Exercise objective
Leave the pictures out, and retype all of the material exactly as written.

Provided data
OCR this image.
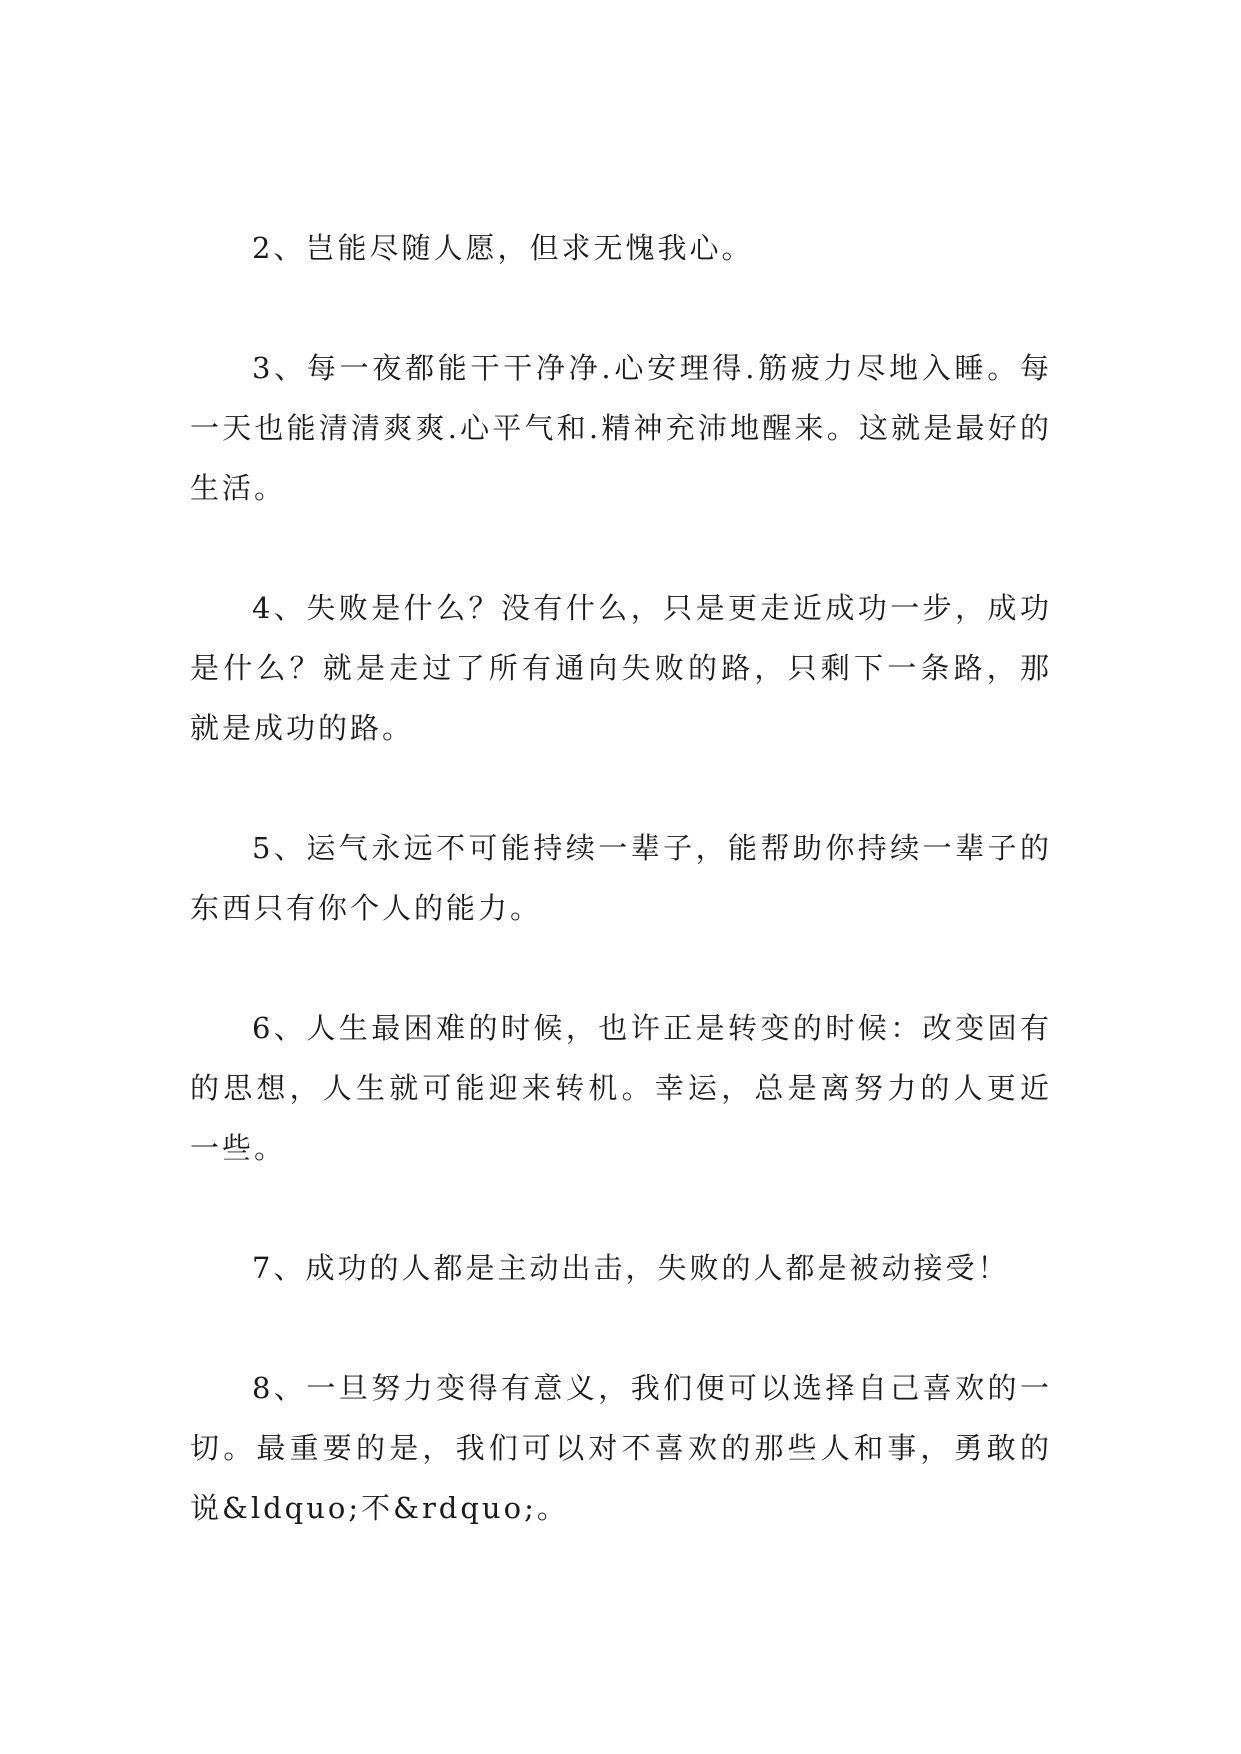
2、岂能尽随人愿，但求无愧我心。

3、每一夜都能干干净净.心安理得.筋疲力尽地入睡。每一天也能清清爽爽.心平气和.精神充沛地醒来。这就是最好的生活。

4、失败是什么？没有什么，只是更走近成功一步，成功是什么？就是走过了所有通向失败的路，只剩下一条路，那就是成功的路。

5、运气永远不可能持续一辈子，能帮助你持续一辈子的东西只有你个人的能力。

6、人生最困难的时候，也许正是转变的时候：改变固有的思想，人生就可能迎来转机。幸运，总是离努力的人更近一些。

7、成功的人都是主动出击，失败的人都是被动接受！

8、一旦努力变得有意义，我们便可以选择自己喜欢的一切。最重要的是，我们可以对不喜欢的那些人和事，勇敢的说&ldquo;不&rdquo;。
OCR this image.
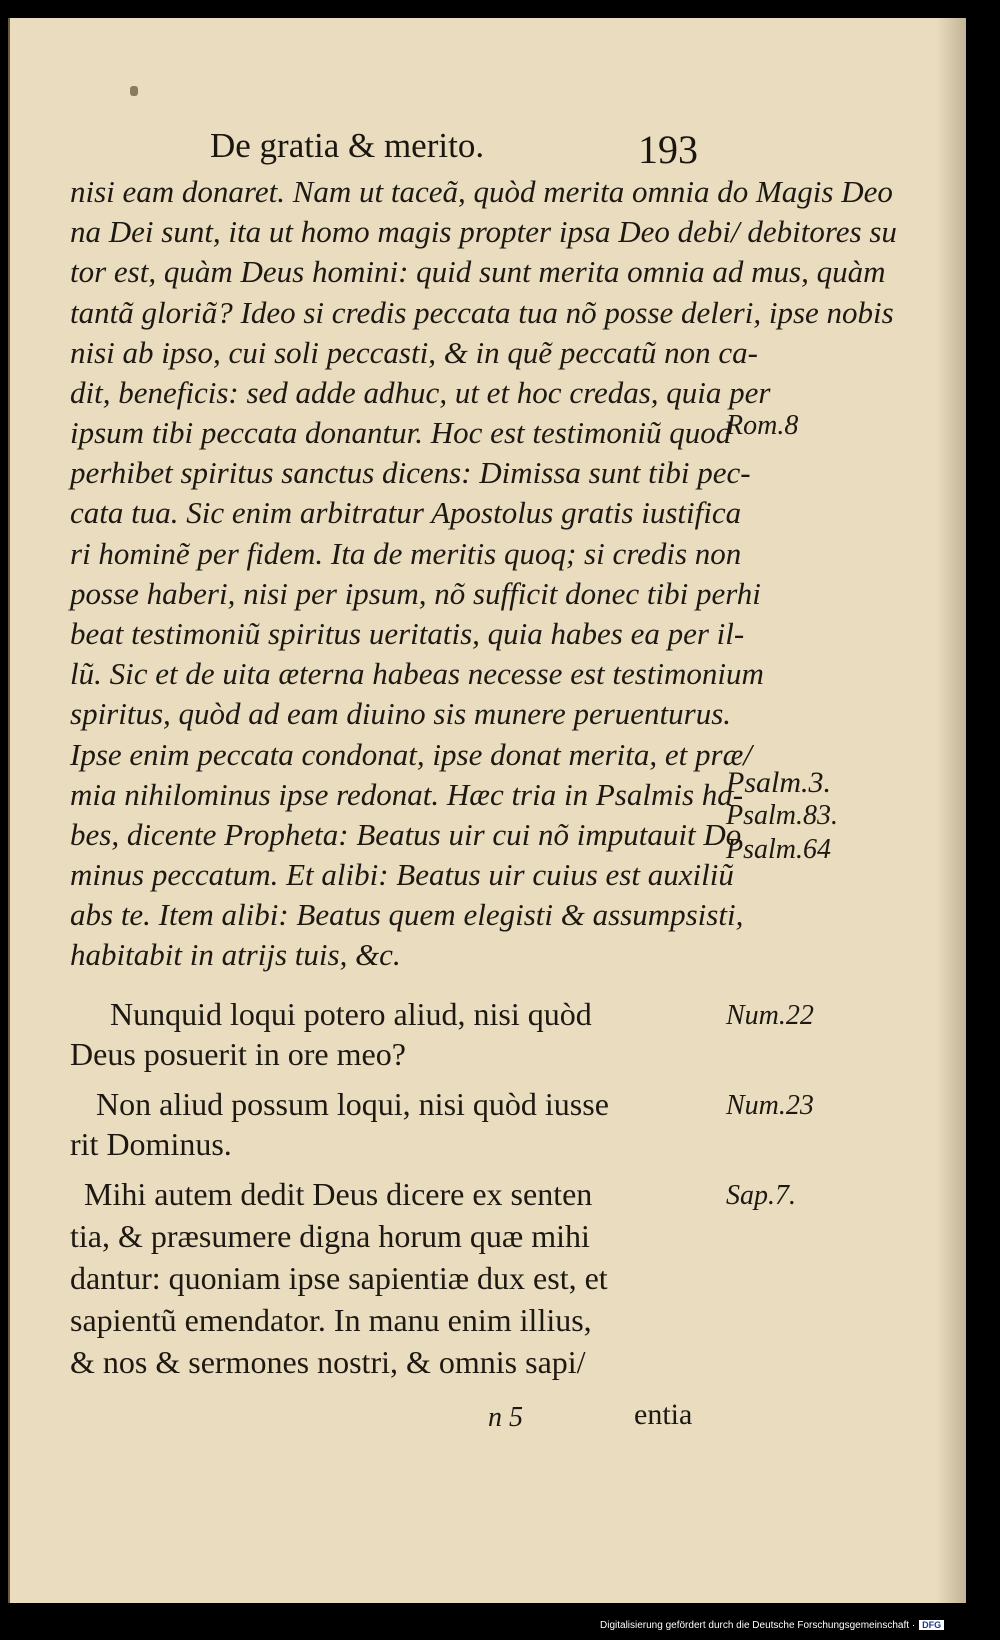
De gratia & merito.	193
nisi eam donaret. Nam ut taceã, quòd merita omnia do Magis Deo
na Dei sunt, ita ut homo magis propter ipsa Deo debi/ debitores su
tor est, quàm Deus homini: quid sunt merita omnia ad mus, quàm
tantã gloriã? Ideo si credis peccata tua nõ posse deleri, ipse nobis
nisi ab ipso, cui soli peccasti, & in quẽ peccatũ non ca-
dit, beneficis: sed adde adhuc, ut et hoc credas, quia per
ipsum tibi peccata donantur. Hoc est testimoniũ quod
perhibet spiritus sanctus dicens: Dimissa sunt tibi pec-
cata tua. Sic enim arbitratur Apostolus gratis iustifica
ri hominẽ per fidem. Ita de meritis quoq; si credis non
posse haberi, nisi per ipsum, nõ sufficit donec tibi perhi
beat testimoniũ spiritus ueritatis, quia habes ea per il-
lũ. Sic et de uita æterna habeas necesse est testimonium
spiritus, quòd ad eam diuino sis munere peruenturus.
Ipse enim peccata condonat, ipse donat merita, et præ/
mia nihilominus ipse redonat. Hæc tria in Psalmis ha-
bes, dicente Propheta: Beatus uir cui nõ imputauit Do
minus peccatum. Et alibi: Beatus uir cuius est auxiliũ
abs te. Item alibi: Beatus quem elegisti & assumpsisti,
habitabit in atrijs tuis, &c.
Nunquid loqui potero aliud, nisi quòd
Deus posuerit in ore meo?
Non aliud possum loqui, nisi quòd iusse
rit Dominus.
Mihi autem dedit Deus dicere ex senten
tia, & præsumere digna horum quæ mihi
dantur: quoniam ipse sapientiæ dux est, et
sapientũ emendator. In manu enim illius,
& nos & sermones nostri, & omnis sapi/
Rom.8
Psalm.3.
Psalm.83.
Psalm.64
Num.22
Num.23
Sap.7.
n 5	entia
Digitalisierung gefördert durch die Deutsche Forschungsgemeinschaft · DFG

Exercise response
OCR this image.
2、岂能尽随人愿，但求无愧我心。

3、每一夜都能干干净净.心安理得.筋疲力尽地入睡。每一天也能清清爽爽.心平气和.精神充沛地醒来。这就是最好的生活。

4、失败是什么？没有什么，只是更走近成功一步，成功是什么？就是走过了所有通向失败的路，只剩下一条路，那就是成功的路。

5、运气永远不可能持续一辈子，能帮助你持续一辈子的东西只有你个人的能力。

6、人生最困难的时候，也许正是转变的时候：改变固有的思想，人生就可能迎来转机。幸运，总是离努力的人更近一些。

7、成功的人都是主动出击，失败的人都是被动接受！

8、一旦努力变得有意义，我们便可以选择自己喜欢的一切。最重要的是，我们可以对不喜欢的那些人和事，勇敢的说&ldquo;不&rdquo;。
OCR this image.
De gratia & merito.	193
nisi eam donaret. Nam ut taceã, quòd merita omnia do Magis Deo
na Dei sunt, ita ut homo magis propter ipsa Deo debi/ debitores su
tor est, quàm Deus homini: quid sunt merita omnia ad mus, quàm
tantã gloriã? Ideo si credis peccata tua nõ posse deleri, ipse nobis
nisi ab ipso, cui soli peccasti, & in quẽ peccatũ non ca-
dit, beneficis: sed adde adhuc, ut et hoc credas, quia per
ipsum tibi peccata donantur. Hoc est testimoniũ quod
perhibet spiritus sanctus dicens: Dimissa sunt tibi pec-
cata tua. Sic enim arbitratur Apostolus gratis iustifica
ri hominẽ per fidem. Ita de meritis quoq; si credis non
posse haberi, nisi per ipsum, nõ sufficit donec tibi perhi
beat testimoniũ spiritus ueritatis, quia habes ea per il-
lũ. Sic et de uita æterna habeas necesse est testimonium
spiritus, quòd ad eam diuino sis munere peruenturus.
Ipse enim peccata condonat, ipse donat merita, et præ/
mia nihilominus ipse redonat. Hæc tria in Psalmis ha-
bes, dicente Propheta: Beatus uir cui nõ imputauit Do
minus peccatum. Et alibi: Beatus uir cuius est auxiliũ
abs te. Item alibi: Beatus quem elegisti & assumpsisti,
habitabit in atrijs tuis, &c.
Nunquid loqui potero aliud, nisi quòd
Deus posuerit in ore meo?
Non aliud possum loqui, nisi quòd iusse
rit Dominus.
Mihi autem dedit Deus dicere ex senten
tia, & præsumere digna horum quæ mihi
dantur: quoniam ipse sapientiæ dux est, et
sapientũ emendator. In manu enim illius,
& nos & sermones nostri, & omnis sapi/
Rom.8
Psalm.3.
Psalm.83.
Psalm.64
Num.22
Num.23
Sap.7.
n 5	entia
Digitalisierung gefördert durch die Deutsche Forschungsgemeinschaft · DFG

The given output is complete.